- [DIRECTIONS]: Repeat the records word for word, excluding any picture.
-------------------------
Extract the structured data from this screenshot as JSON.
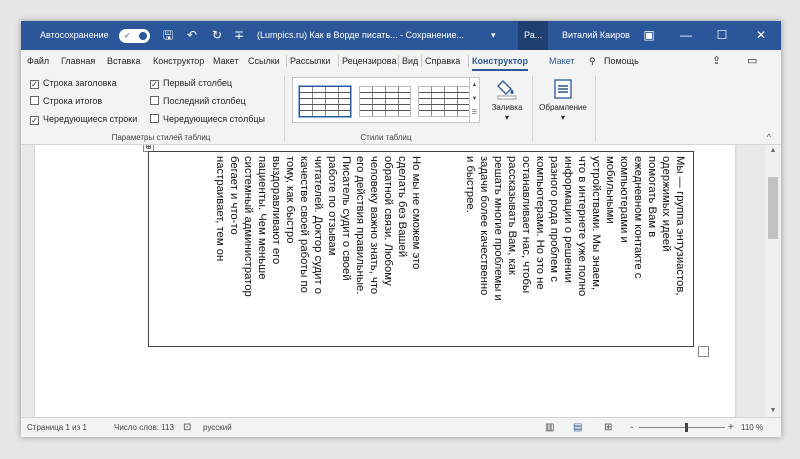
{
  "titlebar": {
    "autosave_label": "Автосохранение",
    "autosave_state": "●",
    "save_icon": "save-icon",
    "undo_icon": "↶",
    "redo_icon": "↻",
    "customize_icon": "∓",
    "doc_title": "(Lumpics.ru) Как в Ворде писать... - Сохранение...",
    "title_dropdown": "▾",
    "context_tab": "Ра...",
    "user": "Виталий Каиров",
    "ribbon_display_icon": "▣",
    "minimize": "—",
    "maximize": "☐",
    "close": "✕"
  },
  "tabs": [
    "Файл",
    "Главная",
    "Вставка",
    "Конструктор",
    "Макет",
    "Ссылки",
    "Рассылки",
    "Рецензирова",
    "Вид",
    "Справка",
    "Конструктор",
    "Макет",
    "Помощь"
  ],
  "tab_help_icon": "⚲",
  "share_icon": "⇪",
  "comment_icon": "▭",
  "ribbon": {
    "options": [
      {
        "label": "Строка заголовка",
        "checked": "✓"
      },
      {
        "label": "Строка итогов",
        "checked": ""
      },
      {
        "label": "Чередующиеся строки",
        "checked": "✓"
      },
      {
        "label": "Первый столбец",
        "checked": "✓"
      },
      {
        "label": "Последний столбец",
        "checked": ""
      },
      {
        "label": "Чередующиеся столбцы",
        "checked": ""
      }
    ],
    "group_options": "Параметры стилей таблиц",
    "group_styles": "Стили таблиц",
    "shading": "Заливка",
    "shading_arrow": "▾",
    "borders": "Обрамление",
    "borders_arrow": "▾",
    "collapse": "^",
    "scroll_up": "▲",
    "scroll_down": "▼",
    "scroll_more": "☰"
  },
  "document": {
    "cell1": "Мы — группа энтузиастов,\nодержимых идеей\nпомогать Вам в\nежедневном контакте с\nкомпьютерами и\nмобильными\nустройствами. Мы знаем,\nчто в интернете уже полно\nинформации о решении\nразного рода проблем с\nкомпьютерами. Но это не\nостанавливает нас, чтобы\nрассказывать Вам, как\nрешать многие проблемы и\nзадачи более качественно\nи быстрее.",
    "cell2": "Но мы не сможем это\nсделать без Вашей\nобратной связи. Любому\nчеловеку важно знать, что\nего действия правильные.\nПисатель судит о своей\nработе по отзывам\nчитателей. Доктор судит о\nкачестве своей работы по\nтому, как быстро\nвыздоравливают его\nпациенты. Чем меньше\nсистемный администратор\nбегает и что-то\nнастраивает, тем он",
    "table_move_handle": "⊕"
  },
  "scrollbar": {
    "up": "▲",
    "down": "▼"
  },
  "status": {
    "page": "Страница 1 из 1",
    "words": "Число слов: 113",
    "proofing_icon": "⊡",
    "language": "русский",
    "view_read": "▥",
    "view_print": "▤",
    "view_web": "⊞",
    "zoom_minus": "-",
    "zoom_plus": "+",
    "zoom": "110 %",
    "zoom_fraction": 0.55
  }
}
-------------------------
- [WRITTEN ANSWER]:
Extract the structured data from this screenshot as JSON.
{
  "titlebar": {
    "autosave_label": "Автосохранение",
    "autosave_state": "●",
    "save_icon": "save-icon",
    "undo_icon": "↶",
    "redo_icon": "↻",
    "customize_icon": "∓",
    "doc_title": "(Lumpics.ru) Как в Ворде писать... - Сохранение...",
    "title_dropdown": "▾",
    "context_tab": "Ра...",
    "user": "Виталий Каиров",
    "ribbon_display_icon": "▣",
    "minimize": "—",
    "maximize": "☐",
    "close": "✕"
  },
  "tabs": [
    "Файл",
    "Главная",
    "Вставка",
    "Конструктор",
    "Макет",
    "Ссылки",
    "Рассылки",
    "Рецензирова",
    "Вид",
    "Справка",
    "Конструктор",
    "Макет",
    "Помощь"
  ],
  "tab_help_icon": "⚲",
  "share_icon": "⇪",
  "comment_icon": "▭",
  "ribbon": {
    "options": [
      {
        "label": "Строка заголовка",
        "checked": "✓"
      },
      {
        "label": "Строка итогов",
        "checked": ""
      },
      {
        "label": "Чередующиеся строки",
        "checked": "✓"
      },
      {
        "label": "Первый столбец",
        "checked": "✓"
      },
      {
        "label": "Последний столбец",
        "checked": ""
      },
      {
        "label": "Чередующиеся столбцы",
        "checked": ""
      }
    ],
    "group_options": "Параметры стилей таблиц",
    "group_styles": "Стили таблиц",
    "shading": "Заливка",
    "shading_arrow": "▾",
    "borders": "Обрамление",
    "borders_arrow": "▾",
    "collapse": "^",
    "scroll_up": "▲",
    "scroll_down": "▼",
    "scroll_more": "☰"
  },
  "document": {
    "cell1": "Мы — группа энтузиастов,\nодержимых идеей\nпомогать Вам в\nежедневном контакте с\nкомпьютерами и\nмобильными\nустройствами. Мы знаем,\nчто в интернете уже полно\nинформации о решении\nразного рода проблем с\nкомпьютерами. Но это не\nостанавливает нас, чтобы\nрассказывать Вам, как\nрешать многие проблемы и\nзадачи более качественно\nи быстрее.",
    "cell2": "Но мы не сможем это\nсделать без Вашей\nобратной связи. Любому\nчеловеку важно знать, что\nего действия правильные.\nПисатель судит о своей\nработе по отзывам\nчитателей. Доктор судит о\nкачестве своей работы по\nтому, как быстро\nвыздоравливают его\nпациенты. Чем меньше\nсистемный администратор\nбегает и что-то\nнастраивает, тем он",
    "table_move_handle": "⊕"
  },
  "scrollbar": {
    "up": "▲",
    "down": "▼"
  },
  "status": {
    "page": "Страница 1 из 1",
    "words": "Число слов: 113",
    "proofing_icon": "⊡",
    "language": "русский",
    "view_read": "▥",
    "view_print": "▤",
    "view_web": "⊞",
    "zoom_minus": "-",
    "zoom_plus": "+",
    "zoom": "110 %",
    "zoom_fraction": 0.55
  }
}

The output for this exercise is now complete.